▼▼▼

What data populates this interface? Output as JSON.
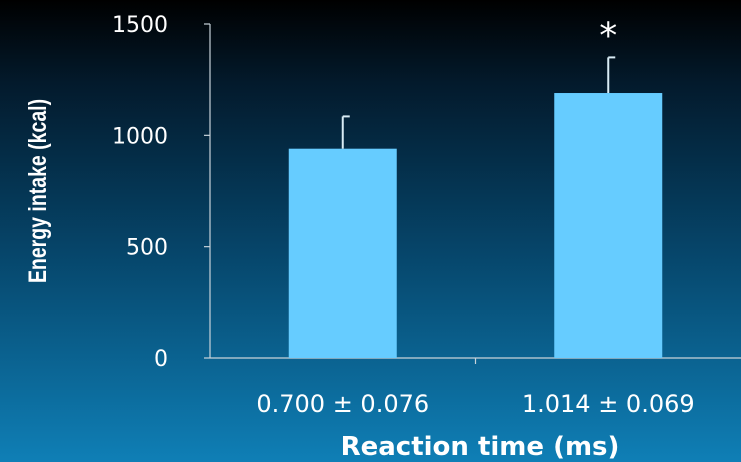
{
  "chart_data": {
    "type": "bar",
    "title": "",
    "xlabel": "Reaction time (ms)",
    "ylabel": "Energy intake (kcal)",
    "ylim": [
      0,
      1500
    ],
    "yticks": [
      0,
      500,
      1000,
      1500
    ],
    "yticklabels": [
      "0",
      "500",
      "1000",
      "1500"
    ],
    "categories": [
      "0.700 ± 0.076",
      "1.014 ± 0.069"
    ],
    "values": [
      940,
      1190
    ],
    "error_plus": [
      145,
      160
    ],
    "significance": [
      "",
      "*"
    ],
    "grid": false,
    "colors": {
      "bar": "#66ccff",
      "text": "#ffffff"
    }
  }
}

▲▲▲

| Exercise details |
Without the pictures, reproduce every line of the records above exactly.

| Worked solution |
What data populates this interface? Output as JSON.
{
  "chart_data": {
    "type": "bar",
    "title": "",
    "xlabel": "Reaction time (ms)",
    "ylabel": "Energy intake (kcal)",
    "ylim": [
      0,
      1500
    ],
    "yticks": [
      0,
      500,
      1000,
      1500
    ],
    "yticklabels": [
      "0",
      "500",
      "1000",
      "1500"
    ],
    "categories": [
      "0.700 ± 0.076",
      "1.014 ± 0.069"
    ],
    "values": [
      940,
      1190
    ],
    "error_plus": [
      145,
      160
    ],
    "significance": [
      "",
      "*"
    ],
    "grid": false,
    "colors": {
      "bar": "#66ccff",
      "text": "#ffffff"
    }
  }
}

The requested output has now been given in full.